### [Written problem]
Quote the material exactly from the line that contains "OCR this image." through its last line. Any pictures are to be left out.

[Dataset records]
• • • • •
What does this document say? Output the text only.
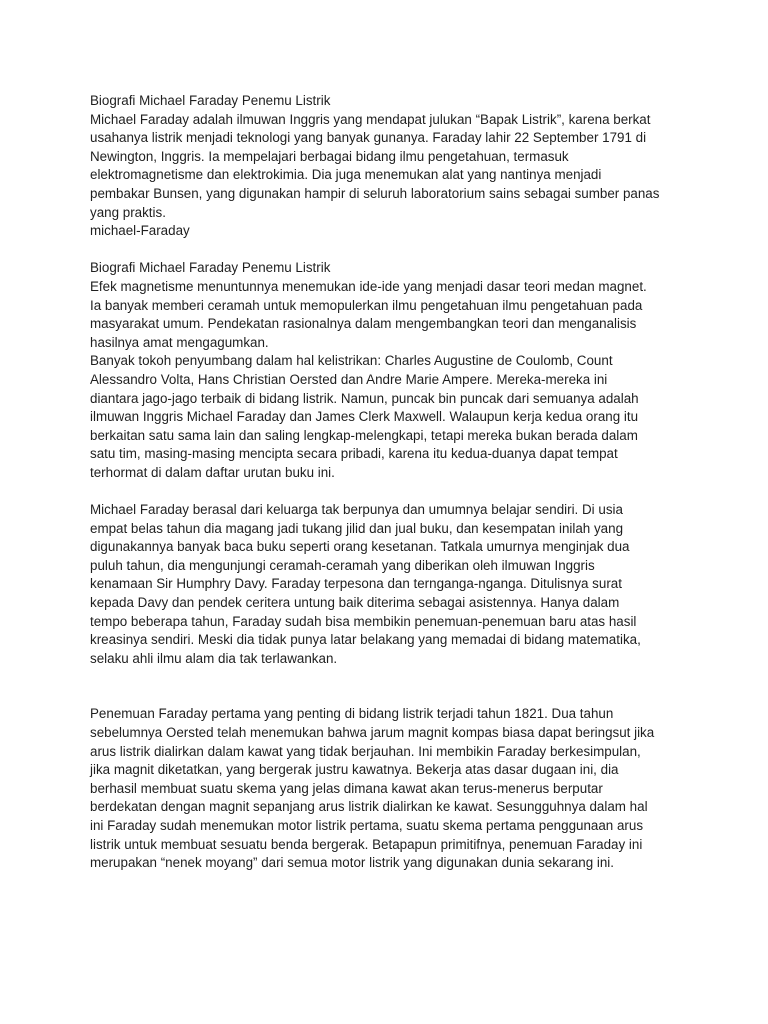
Biografi Michael Faraday Penemu Listrik
Michael Faraday adalah ilmuwan Inggris yang mendapat julukan “Bapak Listrik”, karena berkat
usahanya listrik menjadi teknologi yang banyak gunanya. Faraday lahir 22 September 1791 di
Newington, Inggris. Ia mempelajari berbagai bidang ilmu pengetahuan, termasuk
elektromagnetisme dan elektrokimia. Dia juga menemukan alat yang nantinya menjadi
pembakar Bunsen, yang digunakan hampir di seluruh laboratorium sains sebagai sumber panas
yang praktis.
michael-Faraday
Biografi Michael Faraday Penemu Listrik
Efek magnetisme menuntunnya menemukan ide-ide yang menjadi dasar teori medan magnet.
Ia banyak memberi ceramah untuk memopulerkan ilmu pengetahuan ilmu pengetahuan pada
masyarakat umum. Pendekatan rasionalnya dalam mengembangkan teori dan menganalisis
hasilnya amat mengagumkan.
Banyak tokoh penyumbang dalam hal kelistrikan: Charles Augustine de Coulomb, Count
Alessandro Volta, Hans Christian Oersted dan Andre Marie Ampere. Mereka-mereka ini
diantara jago-jago terbaik di bidang listrik. Namun, puncak bin puncak dari semuanya adalah
ilmuwan Inggris Michael Faraday dan James Clerk Maxwell. Walaupun kerja kedua orang itu
berkaitan satu sama lain dan saling lengkap-melengkapi, tetapi mereka bukan berada dalam
satu tim, masing-masing mencipta secara pribadi, karena itu kedua-duanya dapat tempat
terhormat di dalam daftar urutan buku ini.
Michael Faraday berasal dari keluarga tak berpunya dan umumnya belajar sendiri. Di usia
empat belas tahun dia magang jadi tukang jilid dan jual buku, dan kesempatan inilah yang
digunakannya banyak baca buku seperti orang kesetanan. Tatkala umurnya menginjak dua
puluh tahun, dia mengunjungi ceramah-ceramah yang diberikan oleh ilmuwan Inggris
kenamaan Sir Humphry Davy. Faraday terpesona dan ternganga-nganga. Ditulisnya surat
kepada Davy dan pendek ceritera untung baik diterima sebagai asistennya. Hanya dalam
tempo beberapa tahun, Faraday sudah bisa membikin penemuan-penemuan baru atas hasil
kreasinya sendiri. Meski dia tidak punya latar belakang yang memadai di bidang matematika,
selaku ahli ilmu alam dia tak terlawankan.
Penemuan Faraday pertama yang penting di bidang listrik terjadi tahun 1821. Dua tahun
sebelumnya Oersted telah menemukan bahwa jarum magnit kompas biasa dapat beringsut jika
arus listrik dialirkan dalam kawat yang tidak berjauhan. Ini membikin Faraday berkesimpulan,
jika magnit diketatkan, yang bergerak justru kawatnya. Bekerja atas dasar dugaan ini, dia
berhasil membuat suatu skema yang jelas dimana kawat akan terus-menerus berputar
berdekatan dengan magnit sepanjang arus listrik dialirkan ke kawat. Sesungguhnya dalam hal
ini Faraday sudah menemukan motor listrik pertama, suatu skema pertama penggunaan arus
listrik untuk membuat sesuatu benda bergerak. Betapapun primitifnya, penemuan Faraday ini
merupakan “nenek moyang” dari semua motor listrik yang digunakan dunia sekarang ini.
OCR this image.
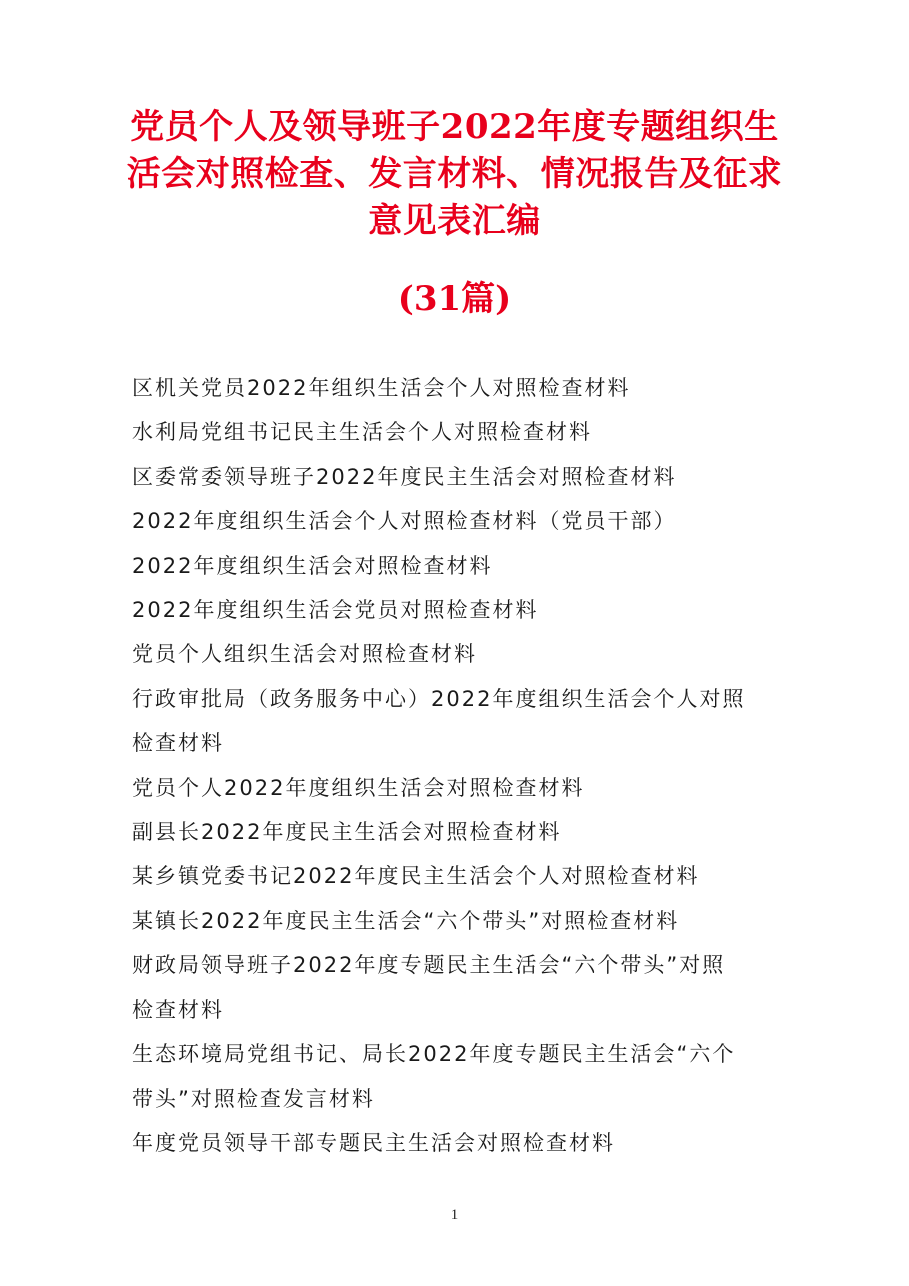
党员个人及领导班子2022年度专题组织生
活会对照检查、发言材料、情况报告及征求
意见表汇编
(31篇)
区机关党员2022年组织生活会个人对照检查材料
水利局党组书记民主生活会个人对照检查材料
区委常委领导班子2022年度民主生活会对照检查材料
2022年度组织生活会个人对照检查材料（党员干部）
2022年度组织生活会对照检查材料
2022年度组织生活会党员对照检查材料
党员个人组织生活会对照检查材料
行政审批局（政务服务中心）2022年度组织生活会个人对照
检查材料
党员个人2022年度组织生活会对照检查材料
副县长2022年度民主生活会对照检查材料
某乡镇党委书记2022年度民主生活会个人对照检查材料
某镇长2022年度民主生活会“六个带头”对照检查材料
财政局领导班子2022年度专题民主生活会“六个带头”对照
检查材料
生态环境局党组书记、局长2022年度专题民主生活会“六个
带头”对照检查发言材料
年度党员领导干部专题民主生活会对照检查材料
1
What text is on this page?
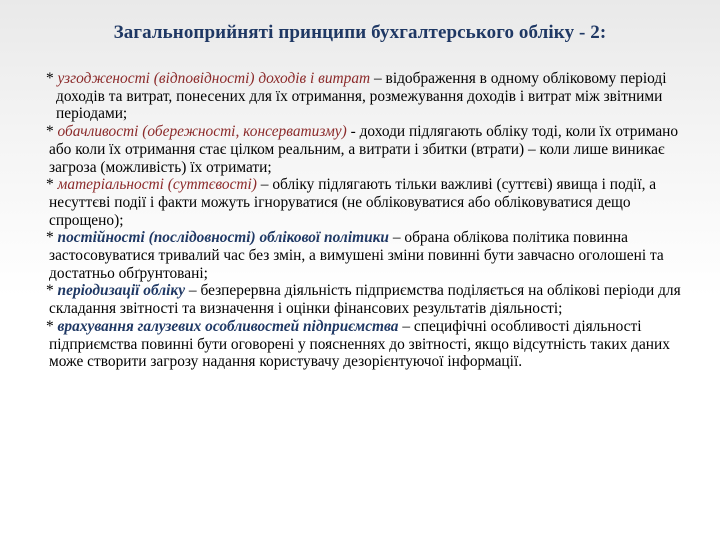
Загальноприйняті принципи бухгалтерського обліку - 2:

* узгодженості (відповідності) доходів і витрат – відображення в одному обліковому періоді доходів та витрат, понесених для їх отримання, розмежування доходів і витрат між звітними періодами;

* обачливості (обережності, консерватизму) - доходи підлягають обліку тоді, коли їх отримано або коли їх отримання стає цілком реальним, а витрати і збитки (втрати) – коли лише виникає загроза (можливість) їх отримати;

* матеріальності (суттєвості) – обліку підлягають тільки важливі (суттєві) явища і події, а несуттєві події і факти можуть ігноруватися (не обліковуватися або обліковуватися дещо спрощено);

* постійності (послідовності) облікової політики – обрана облікова політика повинна застосовуватися тривалий час без змін, а вимушені зміни повинні бути завчасно оголошені та достатньо обґрунтовані;

* періодизації обліку – безперервна діяльність підприємства поділяється на облікові періоди для складання звітності та визначення і оцінки фінансових результатів діяльності;

* врахування галузевих особливостей підприємства – специфічні особливості діяльності підприємства повинні бути оговорені у поясненнях до звітності, якщо відсутність таких даних може створити загрозу надання користувачу дезорієнтуючої інформації.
• • • • •
### [Written answer]
OCR this image.
党员个人及领导班子2022年度专题组织生
活会对照检查、发言材料、情况报告及征求
意见表汇编
(31篇)
区机关党员2022年组织生活会个人对照检查材料
水利局党组书记民主生活会个人对照检查材料
区委常委领导班子2022年度民主生活会对照检查材料
2022年度组织生活会个人对照检查材料（党员干部）
2022年度组织生活会对照检查材料
2022年度组织生活会党员对照检查材料
党员个人组织生活会对照检查材料
行政审批局（政务服务中心）2022年度组织生活会个人对照
检查材料
党员个人2022年度组织生活会对照检查材料
副县长2022年度民主生活会对照检查材料
某乡镇党委书记2022年度民主生活会个人对照检查材料
某镇长2022年度民主生活会“六个带头”对照检查材料
财政局领导班子2022年度专题民主生活会“六个带头”对照
检查材料
生态环境局党组书记、局长2022年度专题民主生活会“六个
带头”对照检查发言材料
年度党员领导干部专题民主生活会对照检查材料
1
What text is on this page?
Загальноприйняті принципи бухгалтерського обліку - 2:

* узгодженості (відповідності) доходів і витрат – відображення в одному обліковому періоді доходів та витрат, понесених для їх отримання, розмежування доходів і витрат між звітними періодами;

* обачливості (обережності, консерватизму) - доходи підлягають обліку тоді, коли їх отримано або коли їх отримання стає цілком реальним, а витрати і збитки (втрати) – коли лише виникає загроза (можливість) їх отримати;

* матеріальності (суттєвості) – обліку підлягають тільки важливі (суттєві) явища і події, а несуттєві події і факти можуть ігноруватися (не обліковуватися або обліковуватися дещо спрощено);

* постійності (послідовності) облікової політики – обрана облікова політика повинна застосовуватися тривалий час без змін, а вимушені зміни повинні бути завчасно оголошені та достатньо обґрунтовані;

* періодизації обліку – безперервна діяльність підприємства поділяється на облікові періоди для складання звітності та визначення і оцінки фінансових результатів діяльності;

* врахування галузевих особливостей підприємства – специфічні особливості діяльності підприємства повинні бути оговорені у поясненнях до звітності, якщо відсутність таких даних може створити загрозу надання користувачу дезорієнтуючої інформації.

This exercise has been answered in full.